_Required task:_ Locate each line of the items that contains the string "annotation" and copy those lines out, matching case exactly.

Spatial layout data
--------

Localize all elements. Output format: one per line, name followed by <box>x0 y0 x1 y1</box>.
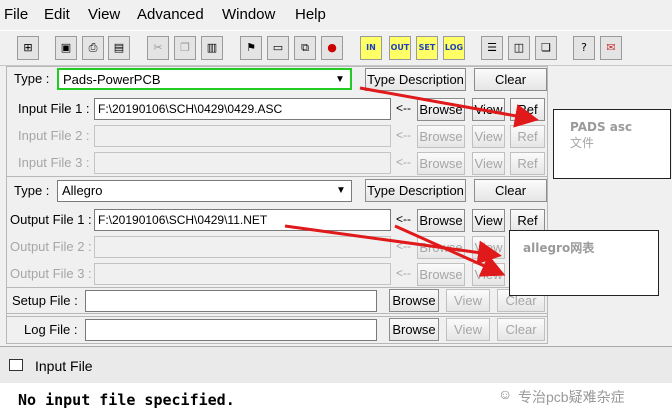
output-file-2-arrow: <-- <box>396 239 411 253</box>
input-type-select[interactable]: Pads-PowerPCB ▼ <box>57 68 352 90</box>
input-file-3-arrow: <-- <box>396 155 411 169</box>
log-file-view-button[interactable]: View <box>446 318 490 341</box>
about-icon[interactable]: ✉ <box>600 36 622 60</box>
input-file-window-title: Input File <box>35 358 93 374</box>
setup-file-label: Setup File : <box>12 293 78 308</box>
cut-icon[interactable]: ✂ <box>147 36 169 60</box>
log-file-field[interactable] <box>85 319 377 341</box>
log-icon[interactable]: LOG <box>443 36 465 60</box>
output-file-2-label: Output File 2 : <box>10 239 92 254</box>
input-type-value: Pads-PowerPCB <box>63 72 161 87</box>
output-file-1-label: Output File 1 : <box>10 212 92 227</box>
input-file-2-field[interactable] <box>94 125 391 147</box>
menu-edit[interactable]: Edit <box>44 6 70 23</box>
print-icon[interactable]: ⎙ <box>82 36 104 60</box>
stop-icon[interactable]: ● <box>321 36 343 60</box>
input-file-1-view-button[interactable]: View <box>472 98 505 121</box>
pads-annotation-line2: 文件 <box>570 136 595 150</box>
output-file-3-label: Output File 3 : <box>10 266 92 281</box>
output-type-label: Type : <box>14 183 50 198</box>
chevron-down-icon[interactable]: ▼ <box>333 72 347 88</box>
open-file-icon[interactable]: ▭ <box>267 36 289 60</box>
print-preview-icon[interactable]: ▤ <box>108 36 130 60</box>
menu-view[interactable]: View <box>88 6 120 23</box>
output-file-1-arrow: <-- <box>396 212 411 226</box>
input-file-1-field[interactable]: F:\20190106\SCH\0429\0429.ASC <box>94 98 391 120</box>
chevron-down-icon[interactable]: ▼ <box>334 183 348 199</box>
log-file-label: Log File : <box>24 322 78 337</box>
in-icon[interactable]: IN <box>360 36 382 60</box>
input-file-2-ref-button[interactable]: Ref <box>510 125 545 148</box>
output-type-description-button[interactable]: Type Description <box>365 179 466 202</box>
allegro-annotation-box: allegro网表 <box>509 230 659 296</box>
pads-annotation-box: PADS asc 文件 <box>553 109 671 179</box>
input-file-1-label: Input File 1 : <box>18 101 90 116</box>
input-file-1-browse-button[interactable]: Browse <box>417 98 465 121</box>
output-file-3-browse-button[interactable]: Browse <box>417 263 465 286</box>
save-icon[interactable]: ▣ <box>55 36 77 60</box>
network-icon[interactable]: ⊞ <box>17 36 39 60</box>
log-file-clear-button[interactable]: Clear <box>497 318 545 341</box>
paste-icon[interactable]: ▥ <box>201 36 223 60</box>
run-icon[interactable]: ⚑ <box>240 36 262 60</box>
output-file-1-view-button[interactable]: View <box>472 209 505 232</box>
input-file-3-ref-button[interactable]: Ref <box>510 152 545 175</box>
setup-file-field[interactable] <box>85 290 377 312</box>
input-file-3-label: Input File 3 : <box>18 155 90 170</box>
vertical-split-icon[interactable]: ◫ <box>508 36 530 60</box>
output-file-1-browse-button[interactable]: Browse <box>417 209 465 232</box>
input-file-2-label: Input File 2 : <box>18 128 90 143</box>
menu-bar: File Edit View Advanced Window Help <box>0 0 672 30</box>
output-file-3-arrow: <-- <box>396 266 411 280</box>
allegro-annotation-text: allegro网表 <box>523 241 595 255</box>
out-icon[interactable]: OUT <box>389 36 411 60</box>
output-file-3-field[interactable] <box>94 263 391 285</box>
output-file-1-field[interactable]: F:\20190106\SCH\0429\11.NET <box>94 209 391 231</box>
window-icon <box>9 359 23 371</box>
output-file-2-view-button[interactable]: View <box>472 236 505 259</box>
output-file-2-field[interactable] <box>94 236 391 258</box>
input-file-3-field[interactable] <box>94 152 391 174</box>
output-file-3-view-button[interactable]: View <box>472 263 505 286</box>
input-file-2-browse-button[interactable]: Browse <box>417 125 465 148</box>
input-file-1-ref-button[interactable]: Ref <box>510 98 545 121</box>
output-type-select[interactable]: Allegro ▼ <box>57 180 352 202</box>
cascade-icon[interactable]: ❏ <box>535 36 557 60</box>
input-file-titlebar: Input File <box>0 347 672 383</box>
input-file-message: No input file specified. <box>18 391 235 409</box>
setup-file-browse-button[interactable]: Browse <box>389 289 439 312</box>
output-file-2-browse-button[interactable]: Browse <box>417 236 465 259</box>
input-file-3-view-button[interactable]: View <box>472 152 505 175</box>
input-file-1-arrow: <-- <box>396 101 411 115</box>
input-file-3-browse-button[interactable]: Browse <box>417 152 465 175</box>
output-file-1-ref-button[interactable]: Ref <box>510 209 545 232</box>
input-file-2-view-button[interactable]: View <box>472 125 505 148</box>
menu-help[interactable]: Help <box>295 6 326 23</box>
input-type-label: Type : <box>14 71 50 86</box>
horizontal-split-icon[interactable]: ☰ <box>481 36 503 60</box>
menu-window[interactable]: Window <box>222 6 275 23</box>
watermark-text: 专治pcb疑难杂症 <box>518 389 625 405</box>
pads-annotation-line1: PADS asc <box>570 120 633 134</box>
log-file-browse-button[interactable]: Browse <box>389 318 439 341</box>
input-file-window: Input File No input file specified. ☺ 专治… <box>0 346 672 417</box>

--------

_Response below:_
pads-annotation-line2: 文件 <box>570 136 595 150</box>
allegro-annotation-box: allegro网表 <box>509 230 659 296</box>
pads-annotation-box: PADS asc 文件 <box>553 109 671 179</box>
allegro-annotation-text: allegro网表 <box>523 241 595 255</box>
pads-annotation-line1: PADS asc <box>570 120 633 134</box>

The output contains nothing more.